Items from a figure collection:
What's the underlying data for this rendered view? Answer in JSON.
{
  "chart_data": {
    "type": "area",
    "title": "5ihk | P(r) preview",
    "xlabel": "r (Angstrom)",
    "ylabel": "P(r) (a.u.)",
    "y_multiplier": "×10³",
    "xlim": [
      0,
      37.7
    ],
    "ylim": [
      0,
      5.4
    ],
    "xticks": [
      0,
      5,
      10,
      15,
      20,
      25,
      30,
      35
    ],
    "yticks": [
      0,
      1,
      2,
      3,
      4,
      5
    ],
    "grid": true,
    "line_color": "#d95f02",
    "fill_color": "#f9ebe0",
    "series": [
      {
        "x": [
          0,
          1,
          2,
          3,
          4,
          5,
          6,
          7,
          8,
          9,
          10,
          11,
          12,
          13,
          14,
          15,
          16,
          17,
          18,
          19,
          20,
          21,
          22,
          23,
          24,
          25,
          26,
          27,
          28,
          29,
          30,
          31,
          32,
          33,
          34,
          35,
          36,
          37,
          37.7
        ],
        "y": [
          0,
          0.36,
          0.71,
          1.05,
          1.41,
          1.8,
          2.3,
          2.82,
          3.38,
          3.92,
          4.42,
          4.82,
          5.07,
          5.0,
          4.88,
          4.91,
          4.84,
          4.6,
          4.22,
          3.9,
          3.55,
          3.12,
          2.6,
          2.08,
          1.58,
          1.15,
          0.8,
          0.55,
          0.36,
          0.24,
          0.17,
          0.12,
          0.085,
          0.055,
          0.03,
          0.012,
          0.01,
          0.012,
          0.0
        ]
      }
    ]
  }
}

### WORK TO COMPLETE
Extract the data in full. Keep it word for word.

### TASK ANSWER
What's the underlying data for this rendered view? Answer in JSON.
{
  "chart_data": {
    "type": "area",
    "title": "5ihk | P(r) preview",
    "xlabel": "r (Angstrom)",
    "ylabel": "P(r) (a.u.)",
    "y_multiplier": "×10³",
    "xlim": [
      0,
      37.7
    ],
    "ylim": [
      0,
      5.4
    ],
    "xticks": [
      0,
      5,
      10,
      15,
      20,
      25,
      30,
      35
    ],
    "yticks": [
      0,
      1,
      2,
      3,
      4,
      5
    ],
    "grid": true,
    "line_color": "#d95f02",
    "fill_color": "#f9ebe0",
    "series": [
      {
        "x": [
          0,
          1,
          2,
          3,
          4,
          5,
          6,
          7,
          8,
          9,
          10,
          11,
          12,
          13,
          14,
          15,
          16,
          17,
          18,
          19,
          20,
          21,
          22,
          23,
          24,
          25,
          26,
          27,
          28,
          29,
          30,
          31,
          32,
          33,
          34,
          35,
          36,
          37,
          37.7
        ],
        "y": [
          0,
          0.36,
          0.71,
          1.05,
          1.41,
          1.8,
          2.3,
          2.82,
          3.38,
          3.92,
          4.42,
          4.82,
          5.07,
          5.0,
          4.88,
          4.91,
          4.84,
          4.6,
          4.22,
          3.9,
          3.55,
          3.12,
          2.6,
          2.08,
          1.58,
          1.15,
          0.8,
          0.55,
          0.36,
          0.24,
          0.17,
          0.12,
          0.085,
          0.055,
          0.03,
          0.012,
          0.01,
          0.012,
          0.0
        ]
      }
    ]
  }
}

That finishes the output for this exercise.